*Data listing:*
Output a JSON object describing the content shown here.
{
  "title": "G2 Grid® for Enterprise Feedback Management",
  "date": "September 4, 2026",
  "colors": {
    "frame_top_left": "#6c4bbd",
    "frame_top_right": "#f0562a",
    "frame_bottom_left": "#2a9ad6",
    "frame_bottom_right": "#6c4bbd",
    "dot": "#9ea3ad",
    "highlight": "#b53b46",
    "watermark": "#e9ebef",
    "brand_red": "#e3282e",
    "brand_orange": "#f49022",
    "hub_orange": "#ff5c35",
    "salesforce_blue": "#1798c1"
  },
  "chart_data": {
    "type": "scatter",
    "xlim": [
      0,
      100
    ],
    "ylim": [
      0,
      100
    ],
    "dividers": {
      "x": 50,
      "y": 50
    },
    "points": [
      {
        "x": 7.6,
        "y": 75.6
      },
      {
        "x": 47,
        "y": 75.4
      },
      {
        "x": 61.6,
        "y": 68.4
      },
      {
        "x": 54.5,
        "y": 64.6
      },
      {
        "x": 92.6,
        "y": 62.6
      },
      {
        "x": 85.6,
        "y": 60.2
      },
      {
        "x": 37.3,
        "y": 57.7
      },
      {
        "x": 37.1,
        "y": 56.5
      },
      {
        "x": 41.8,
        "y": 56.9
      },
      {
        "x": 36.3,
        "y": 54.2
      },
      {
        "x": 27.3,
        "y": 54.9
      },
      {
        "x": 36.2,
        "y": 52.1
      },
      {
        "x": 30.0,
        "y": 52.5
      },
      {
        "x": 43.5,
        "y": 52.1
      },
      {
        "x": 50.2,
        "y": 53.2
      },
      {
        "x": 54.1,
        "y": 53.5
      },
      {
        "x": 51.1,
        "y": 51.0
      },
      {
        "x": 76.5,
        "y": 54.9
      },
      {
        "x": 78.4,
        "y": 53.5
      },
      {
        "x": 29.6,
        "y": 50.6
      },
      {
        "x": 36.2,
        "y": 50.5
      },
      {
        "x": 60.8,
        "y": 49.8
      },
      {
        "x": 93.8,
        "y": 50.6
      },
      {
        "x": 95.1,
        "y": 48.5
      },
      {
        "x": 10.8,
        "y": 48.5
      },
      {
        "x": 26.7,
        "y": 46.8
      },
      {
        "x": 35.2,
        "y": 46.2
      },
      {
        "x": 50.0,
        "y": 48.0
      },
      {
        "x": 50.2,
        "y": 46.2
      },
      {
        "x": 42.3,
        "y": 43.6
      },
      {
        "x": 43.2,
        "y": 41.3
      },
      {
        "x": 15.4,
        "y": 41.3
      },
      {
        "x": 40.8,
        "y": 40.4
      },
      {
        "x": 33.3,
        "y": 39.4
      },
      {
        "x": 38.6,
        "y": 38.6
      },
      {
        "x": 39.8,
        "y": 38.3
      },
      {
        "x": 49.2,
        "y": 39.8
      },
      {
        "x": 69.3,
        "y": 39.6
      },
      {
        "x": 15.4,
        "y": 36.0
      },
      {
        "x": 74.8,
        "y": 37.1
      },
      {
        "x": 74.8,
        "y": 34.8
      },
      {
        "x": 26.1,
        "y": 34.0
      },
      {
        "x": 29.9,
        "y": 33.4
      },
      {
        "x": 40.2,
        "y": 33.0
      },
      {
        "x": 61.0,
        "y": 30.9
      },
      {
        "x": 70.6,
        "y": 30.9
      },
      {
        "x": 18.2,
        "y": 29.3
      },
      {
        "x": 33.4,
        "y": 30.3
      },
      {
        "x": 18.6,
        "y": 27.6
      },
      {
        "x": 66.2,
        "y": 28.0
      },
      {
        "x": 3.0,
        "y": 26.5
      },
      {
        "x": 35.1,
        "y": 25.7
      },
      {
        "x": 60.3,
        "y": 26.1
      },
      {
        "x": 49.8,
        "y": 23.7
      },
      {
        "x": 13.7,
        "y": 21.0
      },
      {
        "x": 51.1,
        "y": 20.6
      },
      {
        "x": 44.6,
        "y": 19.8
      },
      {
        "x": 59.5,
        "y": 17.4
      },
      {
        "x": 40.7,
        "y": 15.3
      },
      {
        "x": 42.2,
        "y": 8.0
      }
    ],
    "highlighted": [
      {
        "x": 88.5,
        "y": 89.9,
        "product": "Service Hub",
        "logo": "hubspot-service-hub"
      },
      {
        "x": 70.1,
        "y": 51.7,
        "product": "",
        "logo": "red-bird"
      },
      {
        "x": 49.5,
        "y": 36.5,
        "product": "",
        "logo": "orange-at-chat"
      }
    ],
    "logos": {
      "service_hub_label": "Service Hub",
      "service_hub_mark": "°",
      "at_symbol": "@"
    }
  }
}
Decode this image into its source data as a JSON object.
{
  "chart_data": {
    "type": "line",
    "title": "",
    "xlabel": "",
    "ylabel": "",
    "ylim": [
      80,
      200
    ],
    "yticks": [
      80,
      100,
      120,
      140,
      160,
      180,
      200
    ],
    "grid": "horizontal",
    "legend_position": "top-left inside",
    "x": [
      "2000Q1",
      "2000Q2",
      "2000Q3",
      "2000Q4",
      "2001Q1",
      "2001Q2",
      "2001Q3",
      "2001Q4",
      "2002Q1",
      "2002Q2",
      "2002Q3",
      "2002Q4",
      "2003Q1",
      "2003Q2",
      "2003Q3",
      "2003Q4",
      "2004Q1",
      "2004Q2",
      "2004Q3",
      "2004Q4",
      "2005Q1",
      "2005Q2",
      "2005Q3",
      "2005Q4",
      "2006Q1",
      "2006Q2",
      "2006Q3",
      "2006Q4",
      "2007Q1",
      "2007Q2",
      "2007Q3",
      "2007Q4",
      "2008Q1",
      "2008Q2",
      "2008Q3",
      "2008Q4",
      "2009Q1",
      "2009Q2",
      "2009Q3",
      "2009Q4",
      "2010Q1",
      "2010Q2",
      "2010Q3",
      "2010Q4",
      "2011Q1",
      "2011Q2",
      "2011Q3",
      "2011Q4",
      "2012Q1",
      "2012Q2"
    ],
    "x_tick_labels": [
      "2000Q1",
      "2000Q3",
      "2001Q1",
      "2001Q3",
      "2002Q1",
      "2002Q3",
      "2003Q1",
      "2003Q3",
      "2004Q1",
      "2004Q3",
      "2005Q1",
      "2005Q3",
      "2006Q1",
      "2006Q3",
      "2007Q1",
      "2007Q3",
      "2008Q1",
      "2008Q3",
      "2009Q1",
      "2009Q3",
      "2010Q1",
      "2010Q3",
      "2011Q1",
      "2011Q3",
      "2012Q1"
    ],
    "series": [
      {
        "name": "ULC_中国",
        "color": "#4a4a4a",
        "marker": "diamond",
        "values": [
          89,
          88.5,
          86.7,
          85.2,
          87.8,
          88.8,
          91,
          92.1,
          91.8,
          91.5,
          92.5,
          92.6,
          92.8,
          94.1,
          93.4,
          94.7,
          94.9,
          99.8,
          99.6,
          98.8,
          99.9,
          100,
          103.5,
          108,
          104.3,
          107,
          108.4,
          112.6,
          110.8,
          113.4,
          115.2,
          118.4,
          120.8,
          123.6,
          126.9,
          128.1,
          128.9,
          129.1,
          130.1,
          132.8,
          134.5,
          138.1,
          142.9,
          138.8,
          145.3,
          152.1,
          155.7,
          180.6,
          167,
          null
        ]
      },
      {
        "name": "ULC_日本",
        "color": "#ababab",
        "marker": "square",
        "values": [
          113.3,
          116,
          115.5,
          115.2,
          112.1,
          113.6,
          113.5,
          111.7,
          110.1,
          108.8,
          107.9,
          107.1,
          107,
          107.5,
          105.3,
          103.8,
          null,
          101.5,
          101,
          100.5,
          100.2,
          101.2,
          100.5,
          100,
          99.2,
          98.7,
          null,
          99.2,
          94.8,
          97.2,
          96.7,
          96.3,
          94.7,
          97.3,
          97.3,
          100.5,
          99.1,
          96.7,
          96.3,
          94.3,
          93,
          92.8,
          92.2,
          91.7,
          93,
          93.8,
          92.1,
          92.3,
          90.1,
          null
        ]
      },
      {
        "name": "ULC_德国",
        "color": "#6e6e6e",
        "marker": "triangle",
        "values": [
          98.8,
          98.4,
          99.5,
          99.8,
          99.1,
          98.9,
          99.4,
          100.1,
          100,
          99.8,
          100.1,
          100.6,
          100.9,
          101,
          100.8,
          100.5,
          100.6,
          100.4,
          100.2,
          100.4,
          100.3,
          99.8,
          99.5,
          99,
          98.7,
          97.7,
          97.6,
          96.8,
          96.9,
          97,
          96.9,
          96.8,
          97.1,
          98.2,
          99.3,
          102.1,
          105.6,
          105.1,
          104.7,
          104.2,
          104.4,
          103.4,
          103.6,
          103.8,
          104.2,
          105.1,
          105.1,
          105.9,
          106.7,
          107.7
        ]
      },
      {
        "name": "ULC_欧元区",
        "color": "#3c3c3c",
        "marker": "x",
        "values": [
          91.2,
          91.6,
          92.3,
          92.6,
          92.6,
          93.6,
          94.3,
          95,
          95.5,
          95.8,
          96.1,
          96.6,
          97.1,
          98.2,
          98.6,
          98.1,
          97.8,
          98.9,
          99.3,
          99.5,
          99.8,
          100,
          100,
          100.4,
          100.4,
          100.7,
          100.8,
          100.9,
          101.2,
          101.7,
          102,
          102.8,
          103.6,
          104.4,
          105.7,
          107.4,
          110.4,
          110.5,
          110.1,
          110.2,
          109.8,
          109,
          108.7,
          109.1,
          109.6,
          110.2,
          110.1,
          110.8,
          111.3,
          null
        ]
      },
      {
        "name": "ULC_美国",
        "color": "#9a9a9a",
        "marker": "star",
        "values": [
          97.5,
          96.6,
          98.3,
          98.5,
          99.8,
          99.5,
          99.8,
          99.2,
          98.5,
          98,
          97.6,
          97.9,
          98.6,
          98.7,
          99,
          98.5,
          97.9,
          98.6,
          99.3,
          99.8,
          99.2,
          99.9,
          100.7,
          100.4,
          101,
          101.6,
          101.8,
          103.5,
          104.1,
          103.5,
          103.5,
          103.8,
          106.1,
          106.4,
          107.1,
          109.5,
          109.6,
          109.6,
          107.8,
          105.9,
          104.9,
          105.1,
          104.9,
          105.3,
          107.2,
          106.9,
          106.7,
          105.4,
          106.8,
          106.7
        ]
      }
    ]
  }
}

*What is needed:* Extract from the data every line where "title" shows up.

*Written response:*
  "title": "G2 Grid® for Enterprise Feedback Management",
    "title": "",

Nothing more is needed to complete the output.